> _Extract provided_:
Current regulations require a description of the overall safety profile or the specific risks of a drug in multiple documents such as the Periodic and Development Safety Update Reports, Risk Management Plans (RMPs) and Signal Detection Reports. In a resource-constrained world, the need for preparing multiple documents reporting the same information results in shifting the focus from a thorough scientific and medical evaluation of the available data to maintaining compliance with regulatory timelines. Since the aim of drug safety is to understand and characterize product issues to take adequate risk minimization measures rather than to comply with bureaucratic requirements, there is the need to avoid redundancy.

In order to identify core drug safety activities that need to be undertaken to protect patient safety and reduce the number of documents reporting the results of these activities, the author has reviewed the main topics included in the drug safety guidelines and templates.

The topics and sources that need to be taken into account in the main regulatory documents have been found to greatly overlap and, in the future, as a result of the new Periodic Safety Update Report structure and require-ments, in the author’s opinion this overlap is likely to further increase. Many of the identified inter-document differences seemed to be substantially formal. The Development Safety Update Report, for example, requires separate presentation of the safety issues emerging from different sources followed by an overall evaluation of each safety issue. The RMP, instead, requires a detailed description of the safety issues without separate presentation of the evidence derived from each source. To some extent, however, the individual documents require an in-depth analysis of different aspects; the RMP, for example, requires an epidemiological description of the indication for which the drug is used and its risks. At the time of writing this article, this is not specifically required by other documents.

> _Actions to take_:
[1] Summarize the drug safety extract above in two sentences.
[2] Carry on the drug safety extract above, picking up after its final sentence.

> _Extracted data_:
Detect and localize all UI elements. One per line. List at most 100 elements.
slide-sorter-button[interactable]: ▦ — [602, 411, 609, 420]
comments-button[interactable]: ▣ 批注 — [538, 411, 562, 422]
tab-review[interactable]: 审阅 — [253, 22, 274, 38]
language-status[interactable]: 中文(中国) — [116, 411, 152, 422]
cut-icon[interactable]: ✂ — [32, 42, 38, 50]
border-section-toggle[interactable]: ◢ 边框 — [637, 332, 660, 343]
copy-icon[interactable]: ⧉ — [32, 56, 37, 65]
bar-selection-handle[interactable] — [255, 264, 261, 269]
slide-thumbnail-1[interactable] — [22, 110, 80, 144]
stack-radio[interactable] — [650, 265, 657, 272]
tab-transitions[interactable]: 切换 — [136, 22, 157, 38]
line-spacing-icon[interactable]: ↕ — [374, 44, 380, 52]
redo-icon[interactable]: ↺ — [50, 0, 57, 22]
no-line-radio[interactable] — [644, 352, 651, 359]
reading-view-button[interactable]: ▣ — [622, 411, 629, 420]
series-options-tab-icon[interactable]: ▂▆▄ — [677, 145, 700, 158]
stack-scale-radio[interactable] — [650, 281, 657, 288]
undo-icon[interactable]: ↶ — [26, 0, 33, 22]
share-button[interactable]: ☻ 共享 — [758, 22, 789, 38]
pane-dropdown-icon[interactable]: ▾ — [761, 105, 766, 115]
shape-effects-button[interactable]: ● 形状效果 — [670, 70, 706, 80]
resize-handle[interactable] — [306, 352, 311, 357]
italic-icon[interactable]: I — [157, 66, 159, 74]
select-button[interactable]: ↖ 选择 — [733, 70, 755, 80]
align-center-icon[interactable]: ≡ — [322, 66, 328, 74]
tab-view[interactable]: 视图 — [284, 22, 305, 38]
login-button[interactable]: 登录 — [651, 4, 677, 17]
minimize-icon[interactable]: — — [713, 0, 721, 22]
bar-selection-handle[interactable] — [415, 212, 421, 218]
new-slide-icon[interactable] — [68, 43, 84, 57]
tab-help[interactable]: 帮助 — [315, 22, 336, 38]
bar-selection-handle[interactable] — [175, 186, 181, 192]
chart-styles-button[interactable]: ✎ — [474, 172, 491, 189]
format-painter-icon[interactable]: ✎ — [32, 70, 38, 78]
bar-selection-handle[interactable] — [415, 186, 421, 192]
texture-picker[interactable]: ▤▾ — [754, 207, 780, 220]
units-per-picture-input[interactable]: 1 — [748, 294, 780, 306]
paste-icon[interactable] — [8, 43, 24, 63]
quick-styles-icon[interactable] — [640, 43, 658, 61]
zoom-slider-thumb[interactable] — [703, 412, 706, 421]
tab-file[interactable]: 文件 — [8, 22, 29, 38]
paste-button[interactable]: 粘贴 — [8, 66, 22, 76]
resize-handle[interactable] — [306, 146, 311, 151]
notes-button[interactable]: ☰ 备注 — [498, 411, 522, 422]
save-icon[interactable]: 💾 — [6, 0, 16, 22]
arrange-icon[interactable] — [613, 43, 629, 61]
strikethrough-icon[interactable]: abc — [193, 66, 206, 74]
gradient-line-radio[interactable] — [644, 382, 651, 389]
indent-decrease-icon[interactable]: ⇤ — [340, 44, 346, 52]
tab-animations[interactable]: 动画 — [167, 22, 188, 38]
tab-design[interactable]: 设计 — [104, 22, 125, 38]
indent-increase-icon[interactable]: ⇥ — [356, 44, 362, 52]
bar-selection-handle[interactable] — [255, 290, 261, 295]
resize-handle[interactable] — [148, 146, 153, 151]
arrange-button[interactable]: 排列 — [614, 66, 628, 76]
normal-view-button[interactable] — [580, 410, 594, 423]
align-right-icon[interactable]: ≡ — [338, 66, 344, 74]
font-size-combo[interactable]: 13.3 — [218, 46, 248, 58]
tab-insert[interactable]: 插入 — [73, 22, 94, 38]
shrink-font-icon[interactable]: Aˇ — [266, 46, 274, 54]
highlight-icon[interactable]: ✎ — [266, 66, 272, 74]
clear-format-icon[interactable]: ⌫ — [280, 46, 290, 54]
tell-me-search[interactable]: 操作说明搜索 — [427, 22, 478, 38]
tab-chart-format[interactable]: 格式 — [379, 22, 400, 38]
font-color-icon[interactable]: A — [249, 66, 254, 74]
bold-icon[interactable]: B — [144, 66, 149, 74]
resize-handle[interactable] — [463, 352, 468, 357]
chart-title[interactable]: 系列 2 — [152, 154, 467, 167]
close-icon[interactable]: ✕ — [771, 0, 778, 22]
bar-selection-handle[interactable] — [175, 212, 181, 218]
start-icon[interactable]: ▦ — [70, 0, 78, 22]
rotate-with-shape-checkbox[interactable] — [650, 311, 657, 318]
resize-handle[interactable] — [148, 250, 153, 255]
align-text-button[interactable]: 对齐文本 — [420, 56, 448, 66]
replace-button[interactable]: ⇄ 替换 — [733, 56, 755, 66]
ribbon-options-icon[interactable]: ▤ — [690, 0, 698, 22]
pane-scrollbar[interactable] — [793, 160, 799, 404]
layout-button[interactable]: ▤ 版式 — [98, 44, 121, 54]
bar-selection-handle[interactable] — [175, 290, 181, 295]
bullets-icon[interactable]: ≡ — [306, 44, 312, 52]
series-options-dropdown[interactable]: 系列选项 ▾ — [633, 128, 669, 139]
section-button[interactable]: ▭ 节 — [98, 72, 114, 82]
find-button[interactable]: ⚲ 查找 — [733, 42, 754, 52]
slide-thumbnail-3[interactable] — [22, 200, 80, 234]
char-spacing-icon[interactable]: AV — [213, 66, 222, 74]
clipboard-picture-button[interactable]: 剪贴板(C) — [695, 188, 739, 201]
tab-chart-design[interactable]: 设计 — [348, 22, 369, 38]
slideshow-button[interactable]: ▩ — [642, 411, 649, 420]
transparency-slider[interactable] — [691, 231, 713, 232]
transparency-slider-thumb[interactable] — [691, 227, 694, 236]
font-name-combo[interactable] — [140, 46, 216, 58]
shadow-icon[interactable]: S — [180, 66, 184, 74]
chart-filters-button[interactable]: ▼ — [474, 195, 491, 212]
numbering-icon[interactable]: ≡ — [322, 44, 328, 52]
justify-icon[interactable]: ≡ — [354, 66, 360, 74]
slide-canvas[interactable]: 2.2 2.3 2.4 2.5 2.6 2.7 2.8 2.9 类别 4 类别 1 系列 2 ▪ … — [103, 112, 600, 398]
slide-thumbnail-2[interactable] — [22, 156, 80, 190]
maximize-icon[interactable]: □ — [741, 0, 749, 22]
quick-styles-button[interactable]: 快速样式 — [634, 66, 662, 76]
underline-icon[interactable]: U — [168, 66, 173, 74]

> _Results by task_:
[1] Current rules require the same safety information about a drug in several documents, including Periodic and Development Safety Update Reports, Risk Management Plans and Signal Detection Reports, which shifts effort from careful scientific and medical evaluation to meeting regulatory timelines, so the text argues that this redundancy should be avoided. A review of the guidelines and templates found that the topics and sources in these documents greatly overlap and that many of their differences seem mostly formal, though some documents require in-depth analysis of different aspects, such as the epidemiological description in the Risk Management Plan.

[2]
The author has identified signal detection (intended not only as adverse event disproportionate reporting, but including non-clinical, laboratory, clinical analysis data and literature screening) and characterization as the basis for the preparation of all drug safety documents, which can be viewed as different ways of presenting the results of this activity. Therefore, the author proposes to merge all the aggregate reports required by current regulations into a single document — the Drug Safety Master File. This report should contain all the available information, from any source, regarding the potential and identified risks of a drug. It should be a living document updated and submitted to regulatory authorities on an ongoing basis.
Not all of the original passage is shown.